[Request]
Gather all lines with "JSON" from the records.

________________________________________

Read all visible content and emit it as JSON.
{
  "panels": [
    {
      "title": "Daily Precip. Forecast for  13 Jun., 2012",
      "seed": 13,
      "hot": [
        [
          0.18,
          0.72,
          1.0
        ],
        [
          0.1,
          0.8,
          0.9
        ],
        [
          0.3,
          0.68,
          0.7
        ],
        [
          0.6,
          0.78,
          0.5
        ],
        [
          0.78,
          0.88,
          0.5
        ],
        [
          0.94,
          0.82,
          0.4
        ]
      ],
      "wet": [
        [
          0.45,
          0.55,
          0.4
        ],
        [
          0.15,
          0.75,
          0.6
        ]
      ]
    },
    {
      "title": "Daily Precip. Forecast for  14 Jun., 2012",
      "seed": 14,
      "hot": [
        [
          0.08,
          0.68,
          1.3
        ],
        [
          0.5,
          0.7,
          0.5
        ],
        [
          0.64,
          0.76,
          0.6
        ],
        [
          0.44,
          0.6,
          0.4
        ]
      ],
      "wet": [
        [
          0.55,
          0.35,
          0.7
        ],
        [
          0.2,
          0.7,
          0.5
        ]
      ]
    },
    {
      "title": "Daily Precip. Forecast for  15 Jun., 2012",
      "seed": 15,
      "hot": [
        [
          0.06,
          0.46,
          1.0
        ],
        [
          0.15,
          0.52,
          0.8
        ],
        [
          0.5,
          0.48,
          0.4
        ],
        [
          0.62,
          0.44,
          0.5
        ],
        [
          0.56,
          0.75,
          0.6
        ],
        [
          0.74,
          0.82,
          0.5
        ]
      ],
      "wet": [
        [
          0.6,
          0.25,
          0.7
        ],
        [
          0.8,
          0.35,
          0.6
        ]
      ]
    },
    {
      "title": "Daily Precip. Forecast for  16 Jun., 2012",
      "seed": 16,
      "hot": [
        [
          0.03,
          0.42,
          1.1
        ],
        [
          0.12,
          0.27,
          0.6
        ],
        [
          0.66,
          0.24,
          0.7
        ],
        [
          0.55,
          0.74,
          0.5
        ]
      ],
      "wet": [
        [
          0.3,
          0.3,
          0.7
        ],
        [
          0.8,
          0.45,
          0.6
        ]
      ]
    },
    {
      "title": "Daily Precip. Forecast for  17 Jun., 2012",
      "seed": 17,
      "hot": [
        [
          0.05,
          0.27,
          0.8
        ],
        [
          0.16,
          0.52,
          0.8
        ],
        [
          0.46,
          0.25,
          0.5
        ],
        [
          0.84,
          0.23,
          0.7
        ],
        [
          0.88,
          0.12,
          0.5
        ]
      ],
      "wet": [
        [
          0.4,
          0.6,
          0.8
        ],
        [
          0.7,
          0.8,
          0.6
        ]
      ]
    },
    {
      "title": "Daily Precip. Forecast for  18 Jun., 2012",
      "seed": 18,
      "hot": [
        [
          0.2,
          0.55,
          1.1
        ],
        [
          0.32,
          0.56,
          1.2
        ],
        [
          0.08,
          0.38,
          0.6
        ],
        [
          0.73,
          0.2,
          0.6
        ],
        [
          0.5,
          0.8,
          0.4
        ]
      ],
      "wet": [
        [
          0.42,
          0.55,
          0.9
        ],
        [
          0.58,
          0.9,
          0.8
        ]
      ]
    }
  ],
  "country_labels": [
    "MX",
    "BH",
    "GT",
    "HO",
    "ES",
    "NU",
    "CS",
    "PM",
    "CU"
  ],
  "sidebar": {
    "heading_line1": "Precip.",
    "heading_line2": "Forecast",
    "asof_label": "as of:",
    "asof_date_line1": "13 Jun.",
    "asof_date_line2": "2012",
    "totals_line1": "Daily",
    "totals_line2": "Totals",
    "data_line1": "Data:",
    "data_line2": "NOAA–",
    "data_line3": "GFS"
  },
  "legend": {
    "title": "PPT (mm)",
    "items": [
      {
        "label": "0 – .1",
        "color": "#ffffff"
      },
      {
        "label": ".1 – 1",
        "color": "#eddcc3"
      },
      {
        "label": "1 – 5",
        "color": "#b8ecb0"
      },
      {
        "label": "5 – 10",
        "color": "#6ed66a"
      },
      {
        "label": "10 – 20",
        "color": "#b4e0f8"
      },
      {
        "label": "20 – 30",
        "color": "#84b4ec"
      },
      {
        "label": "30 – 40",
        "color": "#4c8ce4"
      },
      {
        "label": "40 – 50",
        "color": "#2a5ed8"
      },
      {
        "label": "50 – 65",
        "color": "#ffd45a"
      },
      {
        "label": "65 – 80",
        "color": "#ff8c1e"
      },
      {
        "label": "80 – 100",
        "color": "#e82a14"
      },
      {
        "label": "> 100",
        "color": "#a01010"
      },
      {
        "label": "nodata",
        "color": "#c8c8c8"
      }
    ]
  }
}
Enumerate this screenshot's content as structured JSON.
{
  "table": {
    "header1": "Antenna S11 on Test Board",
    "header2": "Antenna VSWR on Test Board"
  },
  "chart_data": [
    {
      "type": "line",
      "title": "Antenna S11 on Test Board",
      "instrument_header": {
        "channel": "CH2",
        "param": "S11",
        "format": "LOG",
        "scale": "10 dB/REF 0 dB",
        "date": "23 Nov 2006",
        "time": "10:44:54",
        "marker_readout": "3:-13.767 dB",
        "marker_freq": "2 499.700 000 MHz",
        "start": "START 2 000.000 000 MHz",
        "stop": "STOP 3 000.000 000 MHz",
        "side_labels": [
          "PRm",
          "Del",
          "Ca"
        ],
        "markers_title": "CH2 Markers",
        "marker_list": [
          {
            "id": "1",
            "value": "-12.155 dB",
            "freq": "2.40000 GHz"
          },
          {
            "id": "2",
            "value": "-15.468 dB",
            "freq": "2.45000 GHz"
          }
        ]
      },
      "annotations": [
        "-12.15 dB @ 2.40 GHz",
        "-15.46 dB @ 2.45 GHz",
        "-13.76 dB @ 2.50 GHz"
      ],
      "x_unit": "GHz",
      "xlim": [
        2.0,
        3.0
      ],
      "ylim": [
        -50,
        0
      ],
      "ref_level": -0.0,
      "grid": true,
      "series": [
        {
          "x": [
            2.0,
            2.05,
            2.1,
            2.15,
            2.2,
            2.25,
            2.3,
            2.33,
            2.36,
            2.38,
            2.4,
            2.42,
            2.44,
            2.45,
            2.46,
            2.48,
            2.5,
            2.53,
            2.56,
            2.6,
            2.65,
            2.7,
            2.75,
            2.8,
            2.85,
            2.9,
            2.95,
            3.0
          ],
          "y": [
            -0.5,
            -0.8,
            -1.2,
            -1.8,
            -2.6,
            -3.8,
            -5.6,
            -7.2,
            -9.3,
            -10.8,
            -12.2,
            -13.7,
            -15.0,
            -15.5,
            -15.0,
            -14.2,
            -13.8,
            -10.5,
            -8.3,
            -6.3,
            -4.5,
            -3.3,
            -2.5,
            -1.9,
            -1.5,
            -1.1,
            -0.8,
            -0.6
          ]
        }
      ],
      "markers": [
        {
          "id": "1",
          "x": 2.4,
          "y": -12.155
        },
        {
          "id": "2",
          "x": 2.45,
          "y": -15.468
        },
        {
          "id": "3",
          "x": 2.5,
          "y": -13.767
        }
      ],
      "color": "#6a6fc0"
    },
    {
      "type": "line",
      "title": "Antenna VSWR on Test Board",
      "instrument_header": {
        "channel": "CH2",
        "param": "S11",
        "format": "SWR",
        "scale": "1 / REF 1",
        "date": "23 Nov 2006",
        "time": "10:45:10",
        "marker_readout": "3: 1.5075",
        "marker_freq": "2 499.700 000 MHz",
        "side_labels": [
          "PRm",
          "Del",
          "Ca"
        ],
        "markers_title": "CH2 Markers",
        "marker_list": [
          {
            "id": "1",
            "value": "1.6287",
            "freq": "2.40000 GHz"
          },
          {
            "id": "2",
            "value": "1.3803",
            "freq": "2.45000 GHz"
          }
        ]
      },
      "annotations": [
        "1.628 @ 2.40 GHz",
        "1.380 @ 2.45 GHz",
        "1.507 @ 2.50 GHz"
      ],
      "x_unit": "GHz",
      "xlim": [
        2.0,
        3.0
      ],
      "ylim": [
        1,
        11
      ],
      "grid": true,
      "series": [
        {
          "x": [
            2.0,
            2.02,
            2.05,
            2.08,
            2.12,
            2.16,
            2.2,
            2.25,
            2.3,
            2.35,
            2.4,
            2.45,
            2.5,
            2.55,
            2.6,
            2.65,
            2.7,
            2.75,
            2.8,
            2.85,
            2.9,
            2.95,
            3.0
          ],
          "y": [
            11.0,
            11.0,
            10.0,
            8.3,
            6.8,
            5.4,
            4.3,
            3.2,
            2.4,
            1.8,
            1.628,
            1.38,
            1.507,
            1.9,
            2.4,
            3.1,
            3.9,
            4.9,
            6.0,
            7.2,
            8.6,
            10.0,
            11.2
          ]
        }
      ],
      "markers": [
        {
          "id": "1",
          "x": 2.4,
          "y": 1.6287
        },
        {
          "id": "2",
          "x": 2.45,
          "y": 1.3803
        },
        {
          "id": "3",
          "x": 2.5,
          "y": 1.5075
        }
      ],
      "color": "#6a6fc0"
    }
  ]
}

________________________________________

[Reply to the task]
Read all visible content and emit it as JSON.
Enumerate this screenshot's content as structured JSON.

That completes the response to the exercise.